### Extracted material
____
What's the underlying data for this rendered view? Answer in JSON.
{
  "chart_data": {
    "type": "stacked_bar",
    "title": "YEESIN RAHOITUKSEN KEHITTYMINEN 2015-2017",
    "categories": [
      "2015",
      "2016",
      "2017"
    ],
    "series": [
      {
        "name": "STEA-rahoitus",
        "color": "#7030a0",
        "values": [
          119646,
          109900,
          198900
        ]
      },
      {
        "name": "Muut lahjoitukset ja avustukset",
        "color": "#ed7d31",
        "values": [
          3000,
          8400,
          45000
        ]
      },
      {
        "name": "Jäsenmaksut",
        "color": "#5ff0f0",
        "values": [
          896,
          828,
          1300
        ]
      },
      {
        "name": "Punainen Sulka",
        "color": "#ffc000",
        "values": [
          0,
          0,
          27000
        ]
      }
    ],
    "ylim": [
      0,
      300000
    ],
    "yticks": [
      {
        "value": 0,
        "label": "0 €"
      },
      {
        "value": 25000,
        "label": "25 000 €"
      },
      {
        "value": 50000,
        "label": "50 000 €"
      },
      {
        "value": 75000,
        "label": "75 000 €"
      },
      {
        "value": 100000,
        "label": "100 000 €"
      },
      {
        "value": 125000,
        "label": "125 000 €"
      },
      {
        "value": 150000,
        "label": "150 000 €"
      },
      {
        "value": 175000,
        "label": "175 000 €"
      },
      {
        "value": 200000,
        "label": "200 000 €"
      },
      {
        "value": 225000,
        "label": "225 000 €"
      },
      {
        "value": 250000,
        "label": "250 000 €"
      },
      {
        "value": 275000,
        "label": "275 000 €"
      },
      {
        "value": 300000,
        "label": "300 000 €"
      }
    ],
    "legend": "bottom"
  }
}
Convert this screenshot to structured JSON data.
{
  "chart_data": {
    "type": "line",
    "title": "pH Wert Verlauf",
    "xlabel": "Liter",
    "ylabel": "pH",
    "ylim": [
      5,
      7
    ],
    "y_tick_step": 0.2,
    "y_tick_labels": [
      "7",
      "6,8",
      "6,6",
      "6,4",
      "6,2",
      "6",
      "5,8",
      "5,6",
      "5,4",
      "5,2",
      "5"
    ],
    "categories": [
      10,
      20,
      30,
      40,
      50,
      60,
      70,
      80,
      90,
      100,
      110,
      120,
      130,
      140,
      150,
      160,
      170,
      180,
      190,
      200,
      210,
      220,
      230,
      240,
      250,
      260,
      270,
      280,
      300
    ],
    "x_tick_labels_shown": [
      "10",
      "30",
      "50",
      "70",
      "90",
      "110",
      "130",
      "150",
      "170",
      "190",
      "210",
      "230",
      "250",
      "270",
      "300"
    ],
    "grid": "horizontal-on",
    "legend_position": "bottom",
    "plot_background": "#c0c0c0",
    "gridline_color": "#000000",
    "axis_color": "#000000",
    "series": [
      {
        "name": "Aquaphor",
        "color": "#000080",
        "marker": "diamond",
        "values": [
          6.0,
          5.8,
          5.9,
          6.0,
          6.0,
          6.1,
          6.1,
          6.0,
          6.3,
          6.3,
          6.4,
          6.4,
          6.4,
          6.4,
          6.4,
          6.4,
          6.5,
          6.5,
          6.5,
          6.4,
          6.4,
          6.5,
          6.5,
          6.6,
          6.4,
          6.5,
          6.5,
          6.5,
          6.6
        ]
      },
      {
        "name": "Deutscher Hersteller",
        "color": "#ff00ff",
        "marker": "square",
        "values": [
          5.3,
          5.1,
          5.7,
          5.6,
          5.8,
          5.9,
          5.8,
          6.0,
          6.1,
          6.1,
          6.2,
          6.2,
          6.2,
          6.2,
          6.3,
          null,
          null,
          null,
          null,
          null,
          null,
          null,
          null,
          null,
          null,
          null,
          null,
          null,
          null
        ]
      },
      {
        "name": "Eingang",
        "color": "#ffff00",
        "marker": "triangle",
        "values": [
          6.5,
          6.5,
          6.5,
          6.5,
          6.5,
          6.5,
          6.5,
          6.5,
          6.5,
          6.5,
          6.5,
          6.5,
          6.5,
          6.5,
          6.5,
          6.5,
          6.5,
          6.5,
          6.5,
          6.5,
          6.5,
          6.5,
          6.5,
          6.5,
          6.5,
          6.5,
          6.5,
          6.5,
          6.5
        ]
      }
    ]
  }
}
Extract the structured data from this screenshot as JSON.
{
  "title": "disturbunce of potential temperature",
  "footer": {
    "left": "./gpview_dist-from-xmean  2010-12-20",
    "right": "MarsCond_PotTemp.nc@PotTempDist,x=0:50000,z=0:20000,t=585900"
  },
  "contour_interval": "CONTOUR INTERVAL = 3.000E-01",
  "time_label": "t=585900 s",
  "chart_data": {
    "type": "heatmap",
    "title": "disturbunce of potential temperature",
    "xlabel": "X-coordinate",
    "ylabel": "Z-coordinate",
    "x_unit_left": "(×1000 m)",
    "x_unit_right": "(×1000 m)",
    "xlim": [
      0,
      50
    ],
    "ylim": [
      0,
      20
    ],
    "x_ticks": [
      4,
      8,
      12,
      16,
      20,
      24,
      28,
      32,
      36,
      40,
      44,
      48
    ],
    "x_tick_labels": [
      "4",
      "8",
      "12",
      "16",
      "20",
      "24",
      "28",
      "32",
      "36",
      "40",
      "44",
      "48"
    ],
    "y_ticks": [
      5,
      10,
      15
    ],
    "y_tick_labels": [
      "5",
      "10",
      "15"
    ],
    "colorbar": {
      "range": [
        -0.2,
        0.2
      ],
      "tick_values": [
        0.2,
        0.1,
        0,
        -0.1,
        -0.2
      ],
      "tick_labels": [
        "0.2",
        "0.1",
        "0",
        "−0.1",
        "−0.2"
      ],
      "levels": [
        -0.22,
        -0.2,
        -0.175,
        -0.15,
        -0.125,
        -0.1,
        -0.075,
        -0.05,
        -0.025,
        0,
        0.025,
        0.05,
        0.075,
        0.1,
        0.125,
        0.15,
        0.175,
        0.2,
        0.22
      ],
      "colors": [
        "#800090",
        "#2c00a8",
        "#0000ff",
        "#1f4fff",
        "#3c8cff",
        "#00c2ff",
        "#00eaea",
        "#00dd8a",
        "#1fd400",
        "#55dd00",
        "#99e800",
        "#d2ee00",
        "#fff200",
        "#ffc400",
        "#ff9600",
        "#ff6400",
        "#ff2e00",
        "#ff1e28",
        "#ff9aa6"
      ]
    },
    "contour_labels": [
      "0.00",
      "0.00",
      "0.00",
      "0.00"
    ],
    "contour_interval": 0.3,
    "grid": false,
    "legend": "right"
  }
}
____
### What is required
Where a line of the material above holds the string "this", copy that line.

### Solved exercise
What's the underlying data for this rendered view? Answer in JSON.
Convert this screenshot to structured JSON data.
Extract the structured data from this screenshot as JSON.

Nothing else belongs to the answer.